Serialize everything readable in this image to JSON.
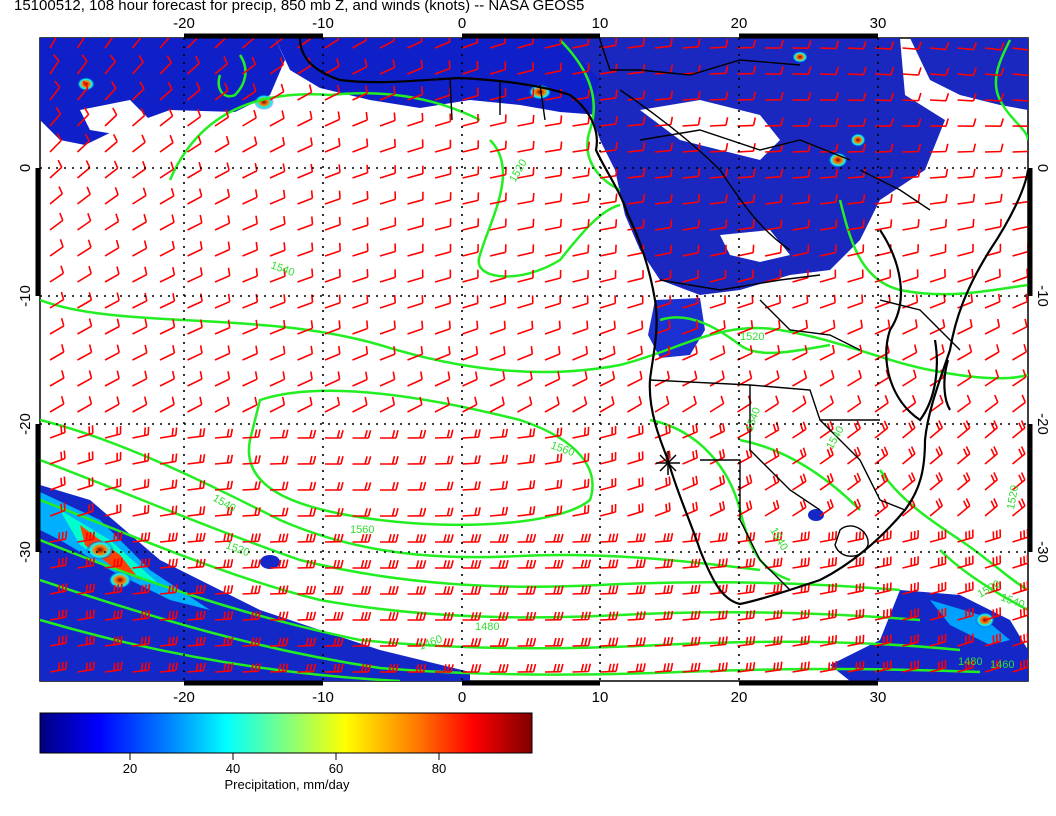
{
  "title": "15100512, 108 hour forecast for precip, 850 mb Z, and winds (knots) -- NASA GEOS5",
  "map": {
    "lon_range": [
      -30,
      41
    ],
    "lat_range": [
      -40,
      11
    ],
    "lon_ticks": [
      -20,
      -10,
      0,
      10,
      20,
      30
    ],
    "lat_ticks": [
      0,
      -10,
      -20,
      -30
    ],
    "contour_labels": [
      "1520",
      "1540",
      "1560",
      "1560",
      "1540",
      "1520",
      "1520",
      "1540",
      "1540",
      "1540",
      "1520",
      "1480",
      "1460",
      "1540",
      "1520",
      "1480",
      "1460"
    ],
    "marker": "plus-star at Namibian coast",
    "colors": {
      "wind_barbs": "#ff0000",
      "contours": "#22ee22",
      "coastlines": "#000000",
      "grid": "#000000"
    }
  },
  "colorbar": {
    "label": "Precipitation, mm/day",
    "ticks": [
      "20",
      "40",
      "60",
      "80"
    ],
    "colors": [
      "#00007f",
      "#0000ff",
      "#0080ff",
      "#00ffff",
      "#80ff80",
      "#ffff00",
      "#ff8000",
      "#ff0000",
      "#7f0000"
    ]
  }
}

───

Work to be completed: Copy the entries exactly. Leave out the images.

Output below:
Serialize everything readable in this image to JSON.
{
  "title": "15100512, 108 hour forecast for precip, 850 mb Z, and winds (knots) -- NASA GEOS5",
  "map": {
    "lon_range": [
      -30,
      41
    ],
    "lat_range": [
      -40,
      11
    ],
    "lon_ticks": [
      -20,
      -10,
      0,
      10,
      20,
      30
    ],
    "lat_ticks": [
      0,
      -10,
      -20,
      -30
    ],
    "contour_labels": [
      "1520",
      "1540",
      "1560",
      "1560",
      "1540",
      "1520",
      "1520",
      "1540",
      "1540",
      "1540",
      "1520",
      "1480",
      "1460",
      "1540",
      "1520",
      "1480",
      "1460"
    ],
    "marker": "plus-star at Namibian coast",
    "colors": {
      "wind_barbs": "#ff0000",
      "contours": "#22ee22",
      "coastlines": "#000000",
      "grid": "#000000"
    }
  },
  "colorbar": {
    "label": "Precipitation, mm/day",
    "ticks": [
      "20",
      "40",
      "60",
      "80"
    ],
    "colors": [
      "#00007f",
      "#0000ff",
      "#0080ff",
      "#00ffff",
      "#80ff80",
      "#ffff00",
      "#ff8000",
      "#ff0000",
      "#7f0000"
    ]
  }
}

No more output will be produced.